Data extracted from a collection:

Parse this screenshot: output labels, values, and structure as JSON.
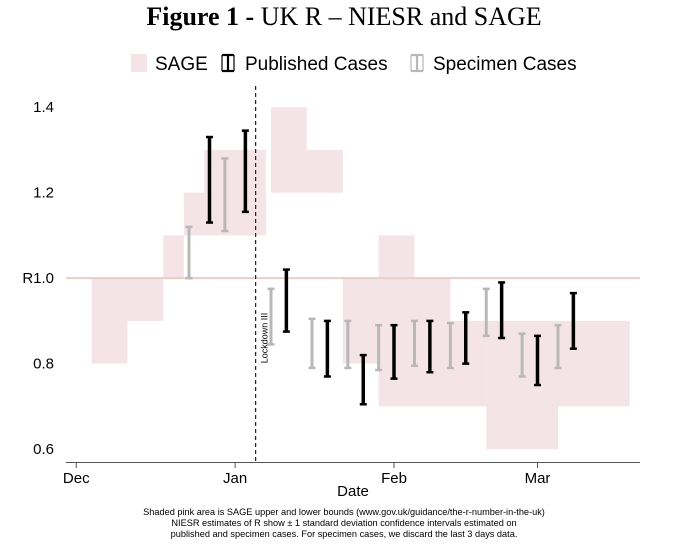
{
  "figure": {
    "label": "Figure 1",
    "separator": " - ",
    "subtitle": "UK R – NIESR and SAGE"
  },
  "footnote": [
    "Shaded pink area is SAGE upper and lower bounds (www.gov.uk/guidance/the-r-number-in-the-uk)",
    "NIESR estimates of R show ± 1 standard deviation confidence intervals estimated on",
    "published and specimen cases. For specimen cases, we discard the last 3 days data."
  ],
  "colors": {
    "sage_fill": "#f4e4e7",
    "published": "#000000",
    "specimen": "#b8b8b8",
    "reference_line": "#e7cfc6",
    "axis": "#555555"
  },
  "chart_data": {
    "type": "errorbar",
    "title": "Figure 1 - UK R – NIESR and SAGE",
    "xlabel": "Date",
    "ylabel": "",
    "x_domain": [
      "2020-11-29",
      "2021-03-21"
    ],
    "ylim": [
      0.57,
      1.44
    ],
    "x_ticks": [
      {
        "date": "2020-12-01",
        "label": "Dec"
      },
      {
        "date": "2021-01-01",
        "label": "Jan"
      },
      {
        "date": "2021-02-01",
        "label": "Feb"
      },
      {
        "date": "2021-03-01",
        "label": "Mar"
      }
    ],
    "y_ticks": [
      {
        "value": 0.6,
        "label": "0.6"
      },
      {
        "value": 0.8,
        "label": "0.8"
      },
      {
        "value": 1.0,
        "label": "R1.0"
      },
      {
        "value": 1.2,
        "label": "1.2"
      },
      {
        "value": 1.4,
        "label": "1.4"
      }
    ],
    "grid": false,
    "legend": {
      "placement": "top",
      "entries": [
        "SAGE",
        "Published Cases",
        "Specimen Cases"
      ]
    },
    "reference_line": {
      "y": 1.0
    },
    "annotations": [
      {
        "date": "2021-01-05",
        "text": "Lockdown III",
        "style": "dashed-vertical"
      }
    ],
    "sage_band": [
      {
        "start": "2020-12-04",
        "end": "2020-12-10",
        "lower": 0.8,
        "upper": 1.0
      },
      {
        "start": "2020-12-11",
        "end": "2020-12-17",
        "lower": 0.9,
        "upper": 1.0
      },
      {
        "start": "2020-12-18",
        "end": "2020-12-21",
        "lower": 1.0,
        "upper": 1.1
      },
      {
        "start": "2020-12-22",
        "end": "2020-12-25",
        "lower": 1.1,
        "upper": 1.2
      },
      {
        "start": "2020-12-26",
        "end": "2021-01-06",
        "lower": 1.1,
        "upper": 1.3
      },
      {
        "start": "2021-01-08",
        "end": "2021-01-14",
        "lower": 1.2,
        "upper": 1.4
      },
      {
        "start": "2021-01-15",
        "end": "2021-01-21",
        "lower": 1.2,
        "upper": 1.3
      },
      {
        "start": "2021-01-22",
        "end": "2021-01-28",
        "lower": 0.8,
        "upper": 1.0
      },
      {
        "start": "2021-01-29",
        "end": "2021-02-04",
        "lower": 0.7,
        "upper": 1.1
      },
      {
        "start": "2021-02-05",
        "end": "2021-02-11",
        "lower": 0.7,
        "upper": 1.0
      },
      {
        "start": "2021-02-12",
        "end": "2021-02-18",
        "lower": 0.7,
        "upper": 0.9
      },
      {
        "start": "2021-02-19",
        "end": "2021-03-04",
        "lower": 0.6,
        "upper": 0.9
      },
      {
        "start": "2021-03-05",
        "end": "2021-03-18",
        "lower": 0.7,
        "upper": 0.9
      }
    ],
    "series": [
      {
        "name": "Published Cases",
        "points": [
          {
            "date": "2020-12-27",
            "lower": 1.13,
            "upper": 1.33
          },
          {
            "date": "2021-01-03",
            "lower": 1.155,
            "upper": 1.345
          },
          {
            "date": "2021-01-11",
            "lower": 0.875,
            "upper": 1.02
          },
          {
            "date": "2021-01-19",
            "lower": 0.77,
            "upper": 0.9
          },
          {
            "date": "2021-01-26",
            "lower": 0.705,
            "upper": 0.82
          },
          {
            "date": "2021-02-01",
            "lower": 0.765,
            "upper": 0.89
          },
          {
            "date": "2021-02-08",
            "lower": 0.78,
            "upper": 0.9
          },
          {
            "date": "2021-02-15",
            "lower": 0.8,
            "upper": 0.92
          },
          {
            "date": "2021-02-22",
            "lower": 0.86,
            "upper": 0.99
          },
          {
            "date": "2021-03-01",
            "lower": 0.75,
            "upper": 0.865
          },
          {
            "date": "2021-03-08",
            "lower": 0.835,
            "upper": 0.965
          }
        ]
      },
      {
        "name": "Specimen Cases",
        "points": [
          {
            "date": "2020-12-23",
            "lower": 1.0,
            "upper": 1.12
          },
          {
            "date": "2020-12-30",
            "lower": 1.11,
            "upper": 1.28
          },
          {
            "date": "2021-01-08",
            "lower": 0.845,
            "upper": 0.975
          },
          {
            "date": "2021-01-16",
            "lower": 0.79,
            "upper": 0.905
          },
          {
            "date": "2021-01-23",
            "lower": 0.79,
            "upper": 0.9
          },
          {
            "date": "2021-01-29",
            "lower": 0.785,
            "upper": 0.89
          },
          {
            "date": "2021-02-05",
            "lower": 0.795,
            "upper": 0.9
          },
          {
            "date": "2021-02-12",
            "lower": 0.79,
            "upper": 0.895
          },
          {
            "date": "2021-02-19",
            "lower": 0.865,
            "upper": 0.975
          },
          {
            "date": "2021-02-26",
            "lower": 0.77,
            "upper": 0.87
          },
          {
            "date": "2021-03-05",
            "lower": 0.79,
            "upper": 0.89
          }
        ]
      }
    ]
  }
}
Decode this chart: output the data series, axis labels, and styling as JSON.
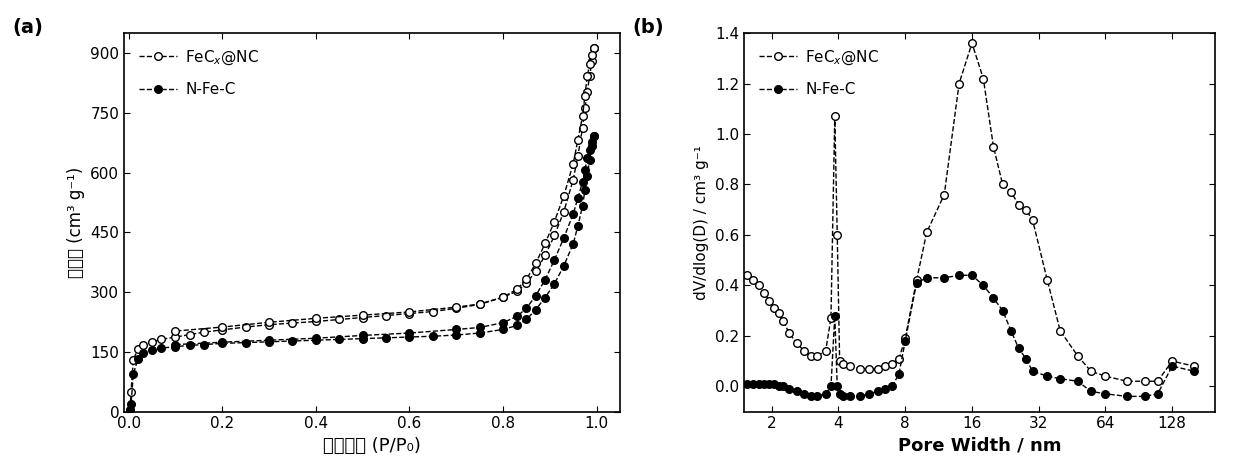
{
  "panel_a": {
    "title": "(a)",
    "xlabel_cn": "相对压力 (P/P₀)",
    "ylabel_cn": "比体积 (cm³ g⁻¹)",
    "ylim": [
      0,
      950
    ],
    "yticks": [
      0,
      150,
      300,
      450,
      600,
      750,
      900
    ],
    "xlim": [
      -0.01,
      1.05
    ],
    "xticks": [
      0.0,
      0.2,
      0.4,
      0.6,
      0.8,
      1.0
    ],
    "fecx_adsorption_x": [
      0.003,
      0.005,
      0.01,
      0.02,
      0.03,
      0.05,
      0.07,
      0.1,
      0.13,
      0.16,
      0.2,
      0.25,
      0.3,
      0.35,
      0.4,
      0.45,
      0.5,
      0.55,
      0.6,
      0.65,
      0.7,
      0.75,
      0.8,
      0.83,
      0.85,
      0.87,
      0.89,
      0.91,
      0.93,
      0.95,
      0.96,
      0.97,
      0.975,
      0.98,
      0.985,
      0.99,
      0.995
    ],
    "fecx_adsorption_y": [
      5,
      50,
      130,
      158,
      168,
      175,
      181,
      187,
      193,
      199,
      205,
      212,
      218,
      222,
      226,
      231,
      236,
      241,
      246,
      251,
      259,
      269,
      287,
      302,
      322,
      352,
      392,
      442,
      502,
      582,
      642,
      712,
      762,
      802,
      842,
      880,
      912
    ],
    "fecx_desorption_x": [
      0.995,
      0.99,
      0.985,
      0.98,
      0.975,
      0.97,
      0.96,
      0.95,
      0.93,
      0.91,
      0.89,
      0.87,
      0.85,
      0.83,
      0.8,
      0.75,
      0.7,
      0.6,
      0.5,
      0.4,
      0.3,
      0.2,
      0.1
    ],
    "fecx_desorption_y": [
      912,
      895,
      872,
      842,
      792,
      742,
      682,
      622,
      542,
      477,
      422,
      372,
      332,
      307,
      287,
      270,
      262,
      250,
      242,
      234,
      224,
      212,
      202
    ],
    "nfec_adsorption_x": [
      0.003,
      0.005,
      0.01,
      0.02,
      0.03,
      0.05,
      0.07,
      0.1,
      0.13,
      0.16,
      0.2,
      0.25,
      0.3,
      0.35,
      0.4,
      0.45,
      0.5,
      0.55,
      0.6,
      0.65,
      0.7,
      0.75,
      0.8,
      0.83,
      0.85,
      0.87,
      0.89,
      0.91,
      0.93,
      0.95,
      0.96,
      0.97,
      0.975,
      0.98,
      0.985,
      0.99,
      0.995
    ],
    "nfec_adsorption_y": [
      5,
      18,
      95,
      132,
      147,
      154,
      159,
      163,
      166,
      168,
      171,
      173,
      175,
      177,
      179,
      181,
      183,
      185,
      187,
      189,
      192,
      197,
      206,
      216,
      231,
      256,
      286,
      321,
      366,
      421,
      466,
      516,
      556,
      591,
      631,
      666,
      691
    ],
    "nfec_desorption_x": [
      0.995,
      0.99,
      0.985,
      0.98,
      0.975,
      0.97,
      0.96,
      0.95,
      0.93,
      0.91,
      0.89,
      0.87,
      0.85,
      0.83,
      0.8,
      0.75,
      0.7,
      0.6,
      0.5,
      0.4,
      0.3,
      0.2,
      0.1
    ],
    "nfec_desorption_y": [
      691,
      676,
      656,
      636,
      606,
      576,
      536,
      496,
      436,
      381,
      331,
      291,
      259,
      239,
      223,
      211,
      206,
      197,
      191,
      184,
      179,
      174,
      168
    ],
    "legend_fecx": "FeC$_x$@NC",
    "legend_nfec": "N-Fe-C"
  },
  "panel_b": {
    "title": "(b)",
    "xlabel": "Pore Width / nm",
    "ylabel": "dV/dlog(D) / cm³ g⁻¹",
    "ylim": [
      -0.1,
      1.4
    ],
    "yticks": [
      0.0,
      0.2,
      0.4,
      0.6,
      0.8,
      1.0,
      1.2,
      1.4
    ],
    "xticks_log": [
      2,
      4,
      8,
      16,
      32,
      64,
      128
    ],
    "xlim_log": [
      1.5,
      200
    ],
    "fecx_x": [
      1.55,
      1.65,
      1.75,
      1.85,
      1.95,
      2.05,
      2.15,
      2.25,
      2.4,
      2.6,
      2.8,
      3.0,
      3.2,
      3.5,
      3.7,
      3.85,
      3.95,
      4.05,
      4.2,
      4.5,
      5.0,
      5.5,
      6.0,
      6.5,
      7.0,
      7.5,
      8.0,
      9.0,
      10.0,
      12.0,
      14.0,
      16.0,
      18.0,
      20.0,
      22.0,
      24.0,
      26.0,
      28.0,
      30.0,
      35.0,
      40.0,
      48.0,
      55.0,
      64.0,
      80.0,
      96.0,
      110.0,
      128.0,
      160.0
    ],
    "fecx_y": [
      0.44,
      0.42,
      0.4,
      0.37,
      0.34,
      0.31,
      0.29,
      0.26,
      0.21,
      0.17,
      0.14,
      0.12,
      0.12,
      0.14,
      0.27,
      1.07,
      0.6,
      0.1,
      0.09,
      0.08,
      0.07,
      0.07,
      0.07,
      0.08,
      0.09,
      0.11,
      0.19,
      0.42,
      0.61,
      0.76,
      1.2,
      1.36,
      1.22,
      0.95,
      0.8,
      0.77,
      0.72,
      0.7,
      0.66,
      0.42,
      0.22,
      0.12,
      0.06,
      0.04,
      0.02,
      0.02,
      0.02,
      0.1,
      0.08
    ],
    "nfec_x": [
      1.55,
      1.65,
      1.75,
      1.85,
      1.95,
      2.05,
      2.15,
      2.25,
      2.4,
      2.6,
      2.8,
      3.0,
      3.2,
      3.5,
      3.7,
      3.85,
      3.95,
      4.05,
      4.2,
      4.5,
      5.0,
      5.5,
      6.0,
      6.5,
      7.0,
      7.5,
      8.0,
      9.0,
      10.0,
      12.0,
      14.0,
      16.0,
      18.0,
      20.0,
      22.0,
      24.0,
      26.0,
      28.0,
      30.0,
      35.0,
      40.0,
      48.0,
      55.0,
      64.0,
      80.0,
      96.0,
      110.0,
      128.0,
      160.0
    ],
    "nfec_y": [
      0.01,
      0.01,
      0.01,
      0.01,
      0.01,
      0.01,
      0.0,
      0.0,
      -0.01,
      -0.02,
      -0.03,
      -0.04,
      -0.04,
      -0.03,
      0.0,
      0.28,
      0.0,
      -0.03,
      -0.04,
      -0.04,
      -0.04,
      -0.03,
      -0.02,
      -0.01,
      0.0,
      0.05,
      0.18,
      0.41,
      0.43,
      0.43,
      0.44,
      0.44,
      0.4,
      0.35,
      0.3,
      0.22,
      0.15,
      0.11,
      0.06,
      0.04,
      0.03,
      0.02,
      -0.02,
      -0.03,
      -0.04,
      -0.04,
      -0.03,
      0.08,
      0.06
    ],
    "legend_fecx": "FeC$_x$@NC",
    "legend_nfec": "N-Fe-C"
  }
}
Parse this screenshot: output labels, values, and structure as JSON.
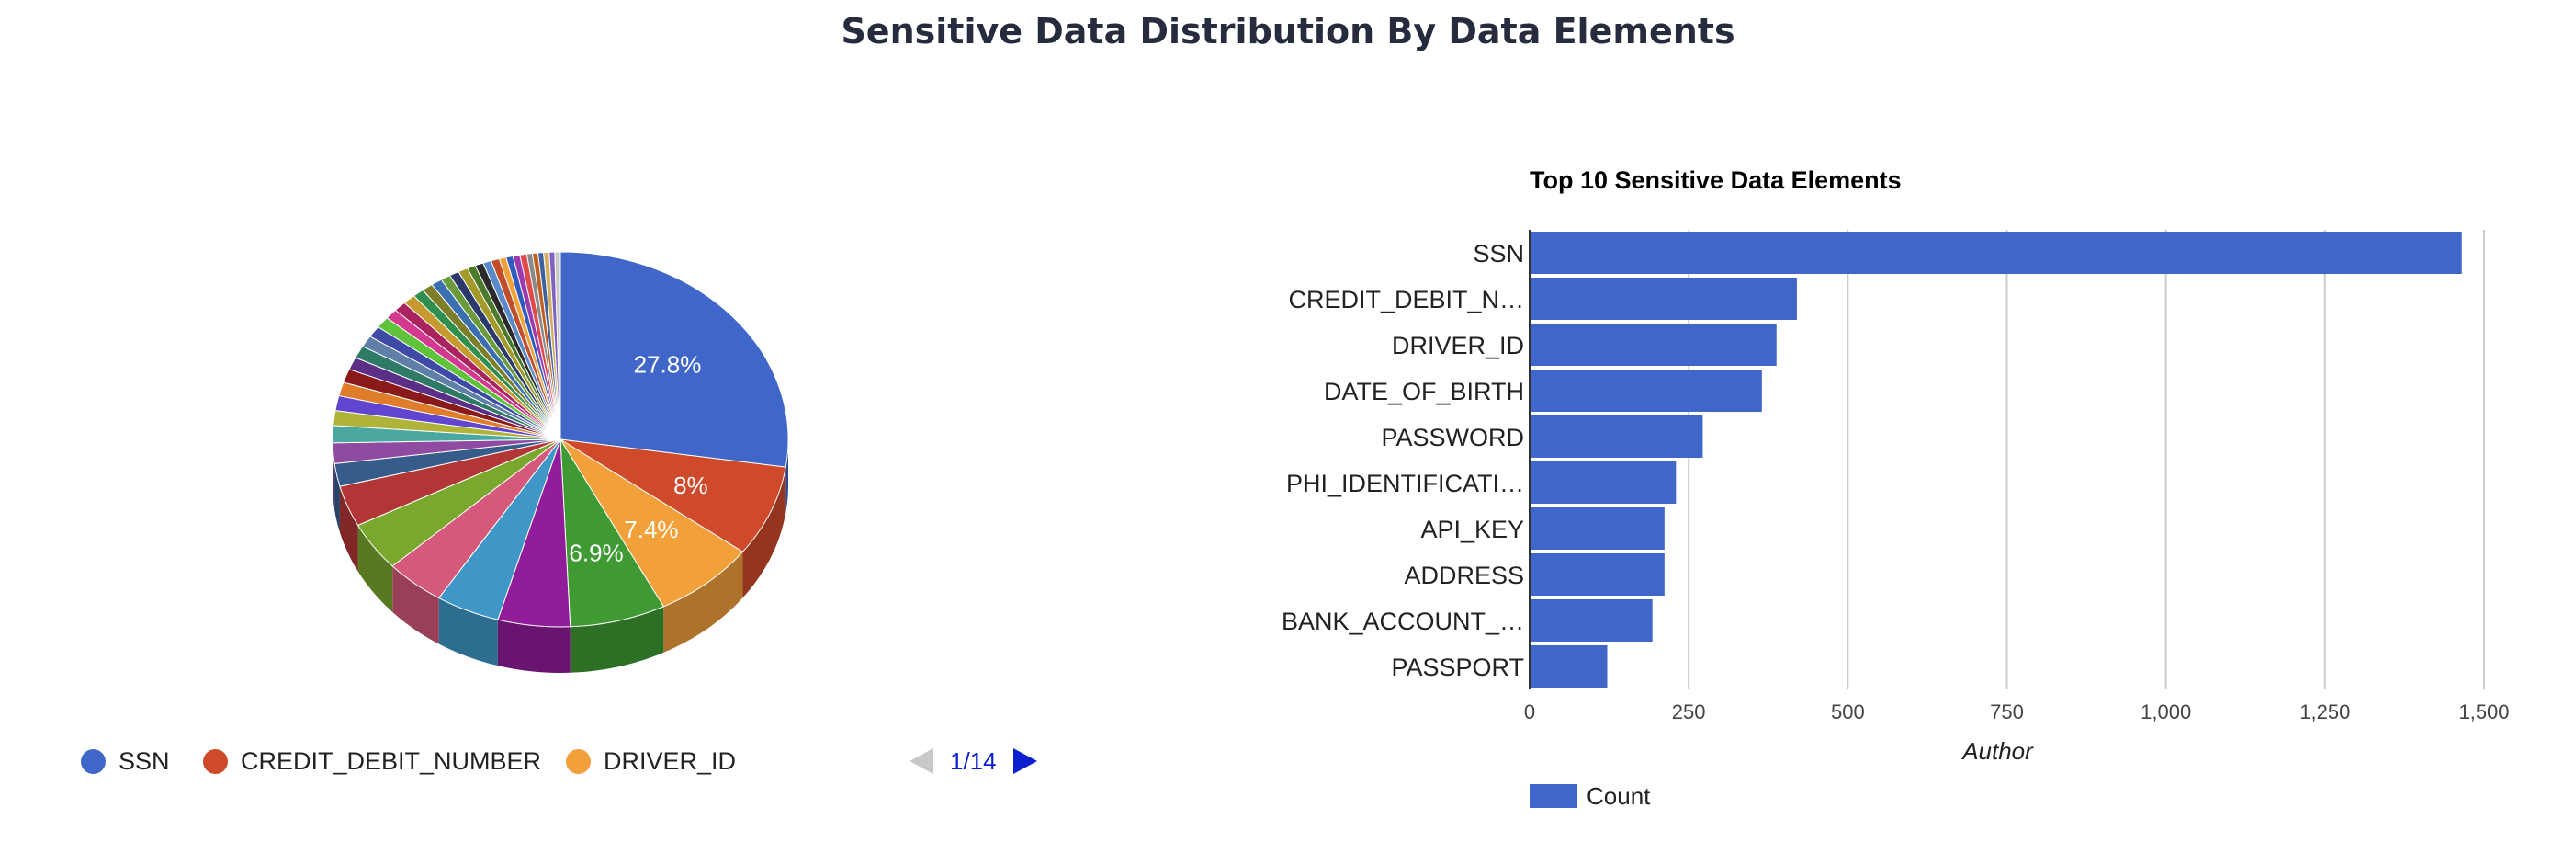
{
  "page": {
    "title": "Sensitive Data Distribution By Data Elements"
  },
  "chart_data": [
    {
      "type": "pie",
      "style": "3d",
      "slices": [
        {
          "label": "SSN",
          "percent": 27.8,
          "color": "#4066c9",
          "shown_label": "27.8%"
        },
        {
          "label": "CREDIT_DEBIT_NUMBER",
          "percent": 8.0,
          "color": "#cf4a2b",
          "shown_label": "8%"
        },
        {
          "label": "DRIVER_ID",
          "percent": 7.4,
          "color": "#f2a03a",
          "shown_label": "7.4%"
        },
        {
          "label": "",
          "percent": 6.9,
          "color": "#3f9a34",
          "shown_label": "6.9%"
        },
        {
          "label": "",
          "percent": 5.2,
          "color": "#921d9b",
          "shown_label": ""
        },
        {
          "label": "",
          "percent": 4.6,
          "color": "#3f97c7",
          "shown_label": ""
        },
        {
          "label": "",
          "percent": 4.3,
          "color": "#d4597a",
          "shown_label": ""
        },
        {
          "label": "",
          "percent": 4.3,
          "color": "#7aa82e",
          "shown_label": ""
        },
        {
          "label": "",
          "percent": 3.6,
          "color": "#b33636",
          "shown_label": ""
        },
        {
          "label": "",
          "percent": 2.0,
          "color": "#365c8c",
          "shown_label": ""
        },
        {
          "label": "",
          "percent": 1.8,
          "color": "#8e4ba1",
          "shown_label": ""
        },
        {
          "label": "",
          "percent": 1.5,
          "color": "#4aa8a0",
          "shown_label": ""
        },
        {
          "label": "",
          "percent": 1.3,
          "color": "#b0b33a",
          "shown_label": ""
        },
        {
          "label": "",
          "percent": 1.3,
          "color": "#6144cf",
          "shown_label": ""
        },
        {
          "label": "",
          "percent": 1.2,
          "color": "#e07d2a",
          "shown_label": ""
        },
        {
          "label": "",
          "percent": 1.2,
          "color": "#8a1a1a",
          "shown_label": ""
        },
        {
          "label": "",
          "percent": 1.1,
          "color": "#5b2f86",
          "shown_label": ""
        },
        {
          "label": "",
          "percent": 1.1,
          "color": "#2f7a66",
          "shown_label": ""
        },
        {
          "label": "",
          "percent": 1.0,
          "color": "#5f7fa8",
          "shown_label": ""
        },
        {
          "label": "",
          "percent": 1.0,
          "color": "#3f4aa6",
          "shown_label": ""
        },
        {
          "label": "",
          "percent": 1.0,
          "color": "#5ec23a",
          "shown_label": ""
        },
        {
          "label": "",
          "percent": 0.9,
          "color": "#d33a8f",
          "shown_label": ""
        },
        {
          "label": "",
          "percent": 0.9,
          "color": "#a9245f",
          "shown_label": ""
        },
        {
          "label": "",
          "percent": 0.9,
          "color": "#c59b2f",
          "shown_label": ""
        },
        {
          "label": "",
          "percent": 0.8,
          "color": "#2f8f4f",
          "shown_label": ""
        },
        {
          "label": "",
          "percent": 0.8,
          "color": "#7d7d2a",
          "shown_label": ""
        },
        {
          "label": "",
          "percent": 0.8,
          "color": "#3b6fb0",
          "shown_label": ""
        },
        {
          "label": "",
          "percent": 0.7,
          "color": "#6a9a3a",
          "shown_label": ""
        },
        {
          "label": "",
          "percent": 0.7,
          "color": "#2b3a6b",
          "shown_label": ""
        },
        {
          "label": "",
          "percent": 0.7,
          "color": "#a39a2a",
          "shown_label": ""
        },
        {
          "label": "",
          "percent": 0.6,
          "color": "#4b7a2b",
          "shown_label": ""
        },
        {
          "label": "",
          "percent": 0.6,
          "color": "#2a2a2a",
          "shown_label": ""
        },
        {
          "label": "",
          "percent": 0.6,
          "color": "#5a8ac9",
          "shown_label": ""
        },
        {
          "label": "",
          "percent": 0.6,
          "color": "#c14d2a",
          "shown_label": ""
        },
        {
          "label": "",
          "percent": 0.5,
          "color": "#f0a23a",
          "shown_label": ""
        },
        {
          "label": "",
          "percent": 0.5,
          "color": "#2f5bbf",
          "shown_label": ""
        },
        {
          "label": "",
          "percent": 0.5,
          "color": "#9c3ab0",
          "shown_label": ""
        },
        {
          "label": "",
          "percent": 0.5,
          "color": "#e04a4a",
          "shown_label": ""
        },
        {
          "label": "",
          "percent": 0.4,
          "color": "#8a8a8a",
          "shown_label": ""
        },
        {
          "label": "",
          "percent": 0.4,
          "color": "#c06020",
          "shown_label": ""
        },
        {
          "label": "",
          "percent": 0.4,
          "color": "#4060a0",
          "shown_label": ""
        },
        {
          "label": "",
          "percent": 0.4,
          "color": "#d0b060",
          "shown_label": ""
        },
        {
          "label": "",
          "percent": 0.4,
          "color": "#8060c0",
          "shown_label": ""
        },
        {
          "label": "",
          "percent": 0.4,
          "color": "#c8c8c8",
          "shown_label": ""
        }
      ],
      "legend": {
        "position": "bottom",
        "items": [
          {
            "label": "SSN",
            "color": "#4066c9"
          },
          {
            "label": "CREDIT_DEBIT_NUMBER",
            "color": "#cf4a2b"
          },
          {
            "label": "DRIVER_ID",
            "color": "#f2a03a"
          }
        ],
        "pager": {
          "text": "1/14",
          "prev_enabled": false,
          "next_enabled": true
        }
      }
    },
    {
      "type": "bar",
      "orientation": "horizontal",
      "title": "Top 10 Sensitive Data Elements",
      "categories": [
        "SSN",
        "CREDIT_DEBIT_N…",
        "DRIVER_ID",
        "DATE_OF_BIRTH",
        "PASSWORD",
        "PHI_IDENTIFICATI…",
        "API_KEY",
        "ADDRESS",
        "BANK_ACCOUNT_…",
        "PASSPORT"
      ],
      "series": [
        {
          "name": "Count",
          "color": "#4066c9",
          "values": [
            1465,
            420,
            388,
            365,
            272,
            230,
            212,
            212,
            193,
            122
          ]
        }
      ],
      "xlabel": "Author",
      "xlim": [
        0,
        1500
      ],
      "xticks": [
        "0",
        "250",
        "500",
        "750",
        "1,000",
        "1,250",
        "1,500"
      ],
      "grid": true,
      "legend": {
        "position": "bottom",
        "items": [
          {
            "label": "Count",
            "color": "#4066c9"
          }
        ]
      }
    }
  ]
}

■ **What is required**
Find every line in the listing that holds the string "series", then say how many there are as a bare number.

■ **Exercise response**
3